*** DATA SHOWN

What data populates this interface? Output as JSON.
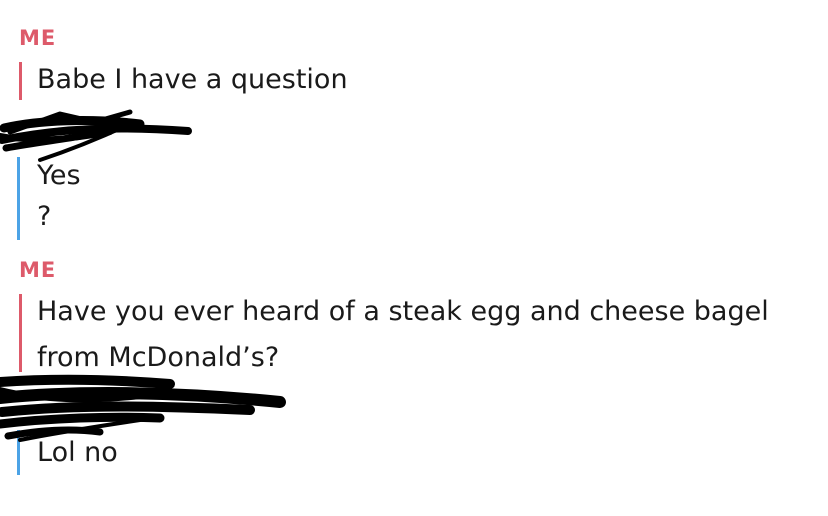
{
  "conversation": [
    {
      "sender_label": "ME",
      "lines": [
        "Babe I have a question"
      ]
    },
    {
      "sender_label": "",
      "lines": [
        "Yes",
        "?"
      ]
    },
    {
      "sender_label": "ME",
      "lines": [
        "Have you ever heard of a steak egg and cheese bagel",
        "from McDonald’s?"
      ]
    },
    {
      "sender_label": "",
      "lines": [
        "Lol no"
      ]
    }
  ],
  "colors": {
    "me_accent": "#dd5a6a",
    "them_accent": "#4ca3e6",
    "redaction": "#000000"
  },
  "redactions": [
    "name-redaction-scribble",
    "name-redaction-scribble"
  ]
}
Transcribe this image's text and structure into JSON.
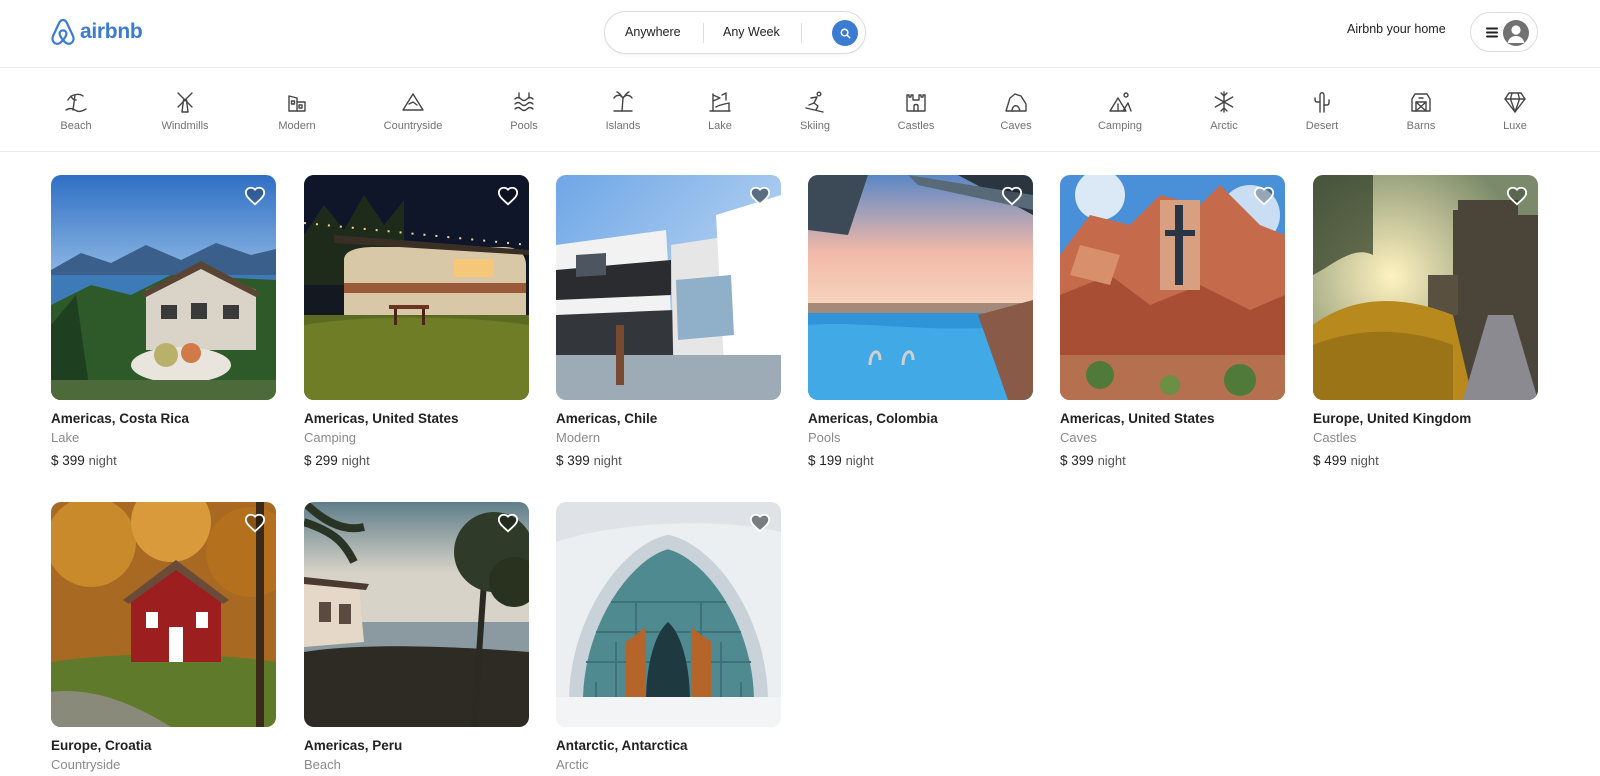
{
  "brand": {
    "name": "airbnb",
    "color": "#3b7bd0"
  },
  "search": {
    "where": "Anywhere",
    "week": "Any Week",
    "icon": "search-icon"
  },
  "header": {
    "host_link": "Airbnb your home",
    "menu_icon": "hamburger-icon",
    "avatar_icon": "user-avatar-icon"
  },
  "categories": [
    {
      "label": "Beach",
      "icon": "beach-icon"
    },
    {
      "label": "Windmills",
      "icon": "windmill-icon"
    },
    {
      "label": "Modern",
      "icon": "modern-house-icon"
    },
    {
      "label": "Countryside",
      "icon": "mountain-icon"
    },
    {
      "label": "Pools",
      "icon": "pool-icon"
    },
    {
      "label": "Islands",
      "icon": "palm-tree-icon"
    },
    {
      "label": "Lake",
      "icon": "lake-icon"
    },
    {
      "label": "Skiing",
      "icon": "skier-icon"
    },
    {
      "label": "Castles",
      "icon": "castle-icon"
    },
    {
      "label": "Caves",
      "icon": "cave-icon"
    },
    {
      "label": "Camping",
      "icon": "tent-icon"
    },
    {
      "label": "Arctic",
      "icon": "snowflake-icon"
    },
    {
      "label": "Desert",
      "icon": "cactus-icon"
    },
    {
      "label": "Barns",
      "icon": "barn-icon"
    },
    {
      "label": "Luxe",
      "icon": "diamond-icon"
    }
  ],
  "listings": [
    {
      "location": "Americas, Costa Rica",
      "category": "Lake",
      "price": "$ 399",
      "unit": "night"
    },
    {
      "location": "Americas, United States",
      "category": "Camping",
      "price": "$ 299",
      "unit": "night"
    },
    {
      "location": "Americas, Chile",
      "category": "Modern",
      "price": "$ 399",
      "unit": "night"
    },
    {
      "location": "Americas, Colombia",
      "category": "Pools",
      "price": "$ 199",
      "unit": "night"
    },
    {
      "location": "Americas, United States",
      "category": "Caves",
      "price": "$ 399",
      "unit": "night"
    },
    {
      "location": "Europe, United Kingdom",
      "category": "Castles",
      "price": "$ 499",
      "unit": "night"
    },
    {
      "location": "Europe, Croatia",
      "category": "Countryside",
      "price": "",
      "unit": ""
    },
    {
      "location": "Americas, Peru",
      "category": "Beach",
      "price": "",
      "unit": ""
    },
    {
      "location": "Antarctic, Antarctica",
      "category": "Arctic",
      "price": "",
      "unit": ""
    }
  ]
}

******

Copy every record above exactly, leaving out the pictures.

## OUTPUT FOR THIS TASK:
What data populates this interface? Output as JSON.
{
  "conversation": [
    {
      "sender_label": "ME",
      "lines": [
        "Babe I have a question"
      ]
    },
    {
      "sender_label": "",
      "lines": [
        "Yes",
        "?"
      ]
    },
    {
      "sender_label": "ME",
      "lines": [
        "Have you ever heard of a steak egg and cheese bagel",
        "from McDonald’s?"
      ]
    },
    {
      "sender_label": "",
      "lines": [
        "Lol no"
      ]
    }
  ],
  "colors": {
    "me_accent": "#dd5a6a",
    "them_accent": "#4ca3e6",
    "redaction": "#000000"
  },
  "redactions": [
    "name-redaction-scribble",
    "name-redaction-scribble"
  ]
}
Transcribe this image's text and structure into JSON.
{
  "brand": {
    "name": "airbnb",
    "color": "#3b7bd0"
  },
  "search": {
    "where": "Anywhere",
    "week": "Any Week",
    "icon": "search-icon"
  },
  "header": {
    "host_link": "Airbnb your home",
    "menu_icon": "hamburger-icon",
    "avatar_icon": "user-avatar-icon"
  },
  "categories": [
    {
      "label": "Beach",
      "icon": "beach-icon"
    },
    {
      "label": "Windmills",
      "icon": "windmill-icon"
    },
    {
      "label": "Modern",
      "icon": "modern-house-icon"
    },
    {
      "label": "Countryside",
      "icon": "mountain-icon"
    },
    {
      "label": "Pools",
      "icon": "pool-icon"
    },
    {
      "label": "Islands",
      "icon": "palm-tree-icon"
    },
    {
      "label": "Lake",
      "icon": "lake-icon"
    },
    {
      "label": "Skiing",
      "icon": "skier-icon"
    },
    {
      "label": "Castles",
      "icon": "castle-icon"
    },
    {
      "label": "Caves",
      "icon": "cave-icon"
    },
    {
      "label": "Camping",
      "icon": "tent-icon"
    },
    {
      "label": "Arctic",
      "icon": "snowflake-icon"
    },
    {
      "label": "Desert",
      "icon": "cactus-icon"
    },
    {
      "label": "Barns",
      "icon": "barn-icon"
    },
    {
      "label": "Luxe",
      "icon": "diamond-icon"
    }
  ],
  "listings": [
    {
      "location": "Americas, Costa Rica",
      "category": "Lake",
      "price": "$ 399",
      "unit": "night"
    },
    {
      "location": "Americas, United States",
      "category": "Camping",
      "price": "$ 299",
      "unit": "night"
    },
    {
      "location": "Americas, Chile",
      "category": "Modern",
      "price": "$ 399",
      "unit": "night"
    },
    {
      "location": "Americas, Colombia",
      "category": "Pools",
      "price": "$ 199",
      "unit": "night"
    },
    {
      "location": "Americas, United States",
      "category": "Caves",
      "price": "$ 399",
      "unit": "night"
    },
    {
      "location": "Europe, United Kingdom",
      "category": "Castles",
      "price": "$ 499",
      "unit": "night"
    },
    {
      "location": "Europe, Croatia",
      "category": "Countryside",
      "price": "",
      "unit": ""
    },
    {
      "location": "Americas, Peru",
      "category": "Beach",
      "price": "",
      "unit": ""
    },
    {
      "location": "Antarctic, Antarctica",
      "category": "Arctic",
      "price": "",
      "unit": ""
    }
  ]
}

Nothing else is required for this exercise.